(Beginning of TEXT UNDER STUDY)
South Sudan : Life would be different if they were born in Hong Kong

Tobey Lee, Hong Kong Midwife
At the Doro refugee camp in Maban, South Sudan, MSF is the only organisation that provides free obstetrics and gynaecology services in the region. During June and July 2018, there are up to 250 to 280 women coming to MSF hospital for safe delivery each month. Since child marriages are common there, as young as 15 or 16-year-old women may get married and bear children. These women are not matured enough – physically, reproductively, and mentally – which resulted in complicated deliveries and caring of newborns at very young age. 
©Vivienne Chan/MSF
I still remember the first woman that I helped deliver a baby. She was 15 years old, and that was her first child. As she underwent traditional female genital mutilation in South Sudan before, the delivery process became more difficult. For women like her, that follow the local practices and give birth at home with the help of traditional birth attendants, it can be serious and fatal because of the greater risk of infection for both mother and child. Luckily, she arrived at MSF hospital in time so that we were able to monitor her delivery process and response to it. The safety of mother and child are the best reward to us.
(End of TEXT UNDER STUDY)
(Beginning of RECORD EXCERPTS)
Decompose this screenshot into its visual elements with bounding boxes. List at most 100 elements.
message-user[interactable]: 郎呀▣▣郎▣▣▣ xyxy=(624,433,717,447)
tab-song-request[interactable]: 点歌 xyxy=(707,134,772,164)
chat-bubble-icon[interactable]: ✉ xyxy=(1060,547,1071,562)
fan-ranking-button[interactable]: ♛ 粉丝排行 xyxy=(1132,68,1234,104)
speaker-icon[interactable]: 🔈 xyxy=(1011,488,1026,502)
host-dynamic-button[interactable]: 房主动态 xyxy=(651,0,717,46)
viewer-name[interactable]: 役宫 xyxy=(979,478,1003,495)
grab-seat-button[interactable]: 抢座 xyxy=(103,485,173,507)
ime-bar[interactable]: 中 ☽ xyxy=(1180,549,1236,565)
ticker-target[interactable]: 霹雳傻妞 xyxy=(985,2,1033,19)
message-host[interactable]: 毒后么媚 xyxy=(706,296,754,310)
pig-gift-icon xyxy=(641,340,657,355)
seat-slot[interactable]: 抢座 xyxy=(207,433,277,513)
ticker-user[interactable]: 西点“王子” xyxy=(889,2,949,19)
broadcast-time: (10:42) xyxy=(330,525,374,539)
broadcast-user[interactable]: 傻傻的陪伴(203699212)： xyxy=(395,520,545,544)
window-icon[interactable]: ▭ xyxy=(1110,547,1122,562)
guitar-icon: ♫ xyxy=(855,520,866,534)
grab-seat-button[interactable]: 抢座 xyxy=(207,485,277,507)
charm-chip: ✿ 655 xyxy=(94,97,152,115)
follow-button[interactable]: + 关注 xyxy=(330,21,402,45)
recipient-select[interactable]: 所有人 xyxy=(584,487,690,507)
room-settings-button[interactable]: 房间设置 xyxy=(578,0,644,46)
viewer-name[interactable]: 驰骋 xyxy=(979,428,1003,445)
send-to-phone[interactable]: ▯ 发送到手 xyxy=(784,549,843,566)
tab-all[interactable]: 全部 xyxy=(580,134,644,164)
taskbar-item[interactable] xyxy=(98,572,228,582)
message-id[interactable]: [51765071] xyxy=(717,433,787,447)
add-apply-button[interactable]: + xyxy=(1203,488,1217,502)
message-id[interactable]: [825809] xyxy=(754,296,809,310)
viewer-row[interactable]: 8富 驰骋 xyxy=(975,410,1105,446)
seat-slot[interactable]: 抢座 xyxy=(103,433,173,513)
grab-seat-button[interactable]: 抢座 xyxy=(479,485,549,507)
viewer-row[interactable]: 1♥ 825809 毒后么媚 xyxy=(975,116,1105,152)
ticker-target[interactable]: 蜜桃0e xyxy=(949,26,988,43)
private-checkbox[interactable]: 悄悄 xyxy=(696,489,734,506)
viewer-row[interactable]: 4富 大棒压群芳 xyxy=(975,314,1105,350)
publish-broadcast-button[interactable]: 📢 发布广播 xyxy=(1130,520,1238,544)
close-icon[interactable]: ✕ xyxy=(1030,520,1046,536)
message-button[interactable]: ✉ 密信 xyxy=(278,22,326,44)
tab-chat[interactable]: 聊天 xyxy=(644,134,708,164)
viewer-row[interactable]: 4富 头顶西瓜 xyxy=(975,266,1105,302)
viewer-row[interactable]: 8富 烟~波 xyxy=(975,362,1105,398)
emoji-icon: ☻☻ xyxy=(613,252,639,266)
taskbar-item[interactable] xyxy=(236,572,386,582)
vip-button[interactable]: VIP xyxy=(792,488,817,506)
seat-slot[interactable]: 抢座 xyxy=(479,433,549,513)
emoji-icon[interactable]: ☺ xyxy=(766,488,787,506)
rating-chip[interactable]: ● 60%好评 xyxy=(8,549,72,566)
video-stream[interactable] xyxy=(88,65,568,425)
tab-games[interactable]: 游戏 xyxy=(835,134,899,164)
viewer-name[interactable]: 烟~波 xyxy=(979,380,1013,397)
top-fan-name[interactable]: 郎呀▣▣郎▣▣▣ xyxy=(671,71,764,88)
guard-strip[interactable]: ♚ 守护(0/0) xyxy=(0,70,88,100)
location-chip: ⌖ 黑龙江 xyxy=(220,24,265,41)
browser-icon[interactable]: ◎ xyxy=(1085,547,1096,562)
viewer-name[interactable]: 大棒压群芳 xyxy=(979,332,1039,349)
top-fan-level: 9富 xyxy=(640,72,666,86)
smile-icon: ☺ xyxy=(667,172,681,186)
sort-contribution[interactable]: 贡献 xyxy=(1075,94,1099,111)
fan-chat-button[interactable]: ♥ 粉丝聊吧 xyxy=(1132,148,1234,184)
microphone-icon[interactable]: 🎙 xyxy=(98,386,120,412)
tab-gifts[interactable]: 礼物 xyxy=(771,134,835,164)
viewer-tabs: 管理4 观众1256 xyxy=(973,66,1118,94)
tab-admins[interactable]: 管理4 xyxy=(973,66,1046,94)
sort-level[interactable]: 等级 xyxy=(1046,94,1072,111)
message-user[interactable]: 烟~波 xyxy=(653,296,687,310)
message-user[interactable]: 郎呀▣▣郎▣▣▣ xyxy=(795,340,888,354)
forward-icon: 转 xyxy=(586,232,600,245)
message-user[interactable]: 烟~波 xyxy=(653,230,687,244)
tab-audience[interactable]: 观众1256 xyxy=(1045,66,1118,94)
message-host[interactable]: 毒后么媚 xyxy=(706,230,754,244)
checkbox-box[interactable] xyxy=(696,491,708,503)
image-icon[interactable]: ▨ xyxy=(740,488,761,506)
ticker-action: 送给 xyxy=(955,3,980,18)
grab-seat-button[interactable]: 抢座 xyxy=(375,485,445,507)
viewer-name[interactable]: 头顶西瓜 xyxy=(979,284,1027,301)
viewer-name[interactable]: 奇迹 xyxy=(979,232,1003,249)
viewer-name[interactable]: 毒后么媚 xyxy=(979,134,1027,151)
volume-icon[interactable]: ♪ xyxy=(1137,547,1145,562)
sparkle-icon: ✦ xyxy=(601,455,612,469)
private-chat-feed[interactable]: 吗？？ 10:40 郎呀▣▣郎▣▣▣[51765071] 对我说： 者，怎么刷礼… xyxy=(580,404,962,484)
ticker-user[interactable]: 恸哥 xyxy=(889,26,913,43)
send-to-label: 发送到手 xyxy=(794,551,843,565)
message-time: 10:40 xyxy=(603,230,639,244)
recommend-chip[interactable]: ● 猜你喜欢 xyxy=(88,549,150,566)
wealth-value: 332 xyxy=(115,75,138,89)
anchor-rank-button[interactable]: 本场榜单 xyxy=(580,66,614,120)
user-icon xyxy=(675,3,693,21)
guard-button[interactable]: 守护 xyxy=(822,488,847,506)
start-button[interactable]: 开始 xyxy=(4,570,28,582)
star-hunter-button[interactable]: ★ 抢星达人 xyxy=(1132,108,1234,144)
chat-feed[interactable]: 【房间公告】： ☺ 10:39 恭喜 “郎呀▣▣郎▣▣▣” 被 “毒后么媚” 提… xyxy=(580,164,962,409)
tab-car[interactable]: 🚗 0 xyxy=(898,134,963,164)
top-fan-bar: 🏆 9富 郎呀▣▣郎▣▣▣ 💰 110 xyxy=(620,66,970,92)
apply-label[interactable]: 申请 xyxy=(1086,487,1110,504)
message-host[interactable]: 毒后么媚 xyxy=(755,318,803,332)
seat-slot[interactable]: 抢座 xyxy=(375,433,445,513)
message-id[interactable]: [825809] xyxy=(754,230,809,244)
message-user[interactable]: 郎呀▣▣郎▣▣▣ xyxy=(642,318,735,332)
(End of RECORD EXCERPTS)
■ **WORK REQUEST A**:
Answer each of these from the midwife's account:
(i) In which refugee camp and region does the account place the MSF hospital?
(ii) How many women came to the MSF hospital each month for safe delivery during June and July 2018?
(iii) How old was the first woman the midwife helped deliver a baby?
■ **WORK REQUEST B**:
For each statement, decide whether the midwife's account supports it. Answer yes or no and quote the words that settle it.
(i) Several organizations in the region provide free obstetrics and gynecology services.
(ii) The first woman the midwife helped reached the MSF hospital in time.
(iii) Women as young as 15 or 16 may marry and bear children there.
■ **WORK REQUEST C**: Reproduce, word for word, the stretch of the midwife's account from "Tobey Lee, Hong" through "very young age.".

■ **ANSWER A**:
(i) The Doro refugee camp in Maban, South Sudan.
(ii) Up to 250 to 280 women.
(iii) She was 15 years old.

■ **ANSWER B**:
(i) No: "MSF is the only organisation that provides free obstetrics and gynaecology services in the region"
(ii) Yes: "Luckily, she arrived at MSF hospital in time"
(iii) Yes: "as young as 15 or 16-year-old women may get married and bear children"

■ **ANSWER C**:
Tobey Lee, Hong Kong Midwife
At the Doro refugee camp in Maban, South Sudan, MSF is the only organisation that provides free obstetrics and gynaecology services in the region. During June and July 2018, there are up to 250 to 280 women coming to MSF hospital for safe delivery each month. Since child marriages are common there, as young as 15 or 16-year-old women may get married and bear children. These women are not matured enough – physically, reproductively, and mentally – which resulted in complicated deliveries and caring of newborns at very young age.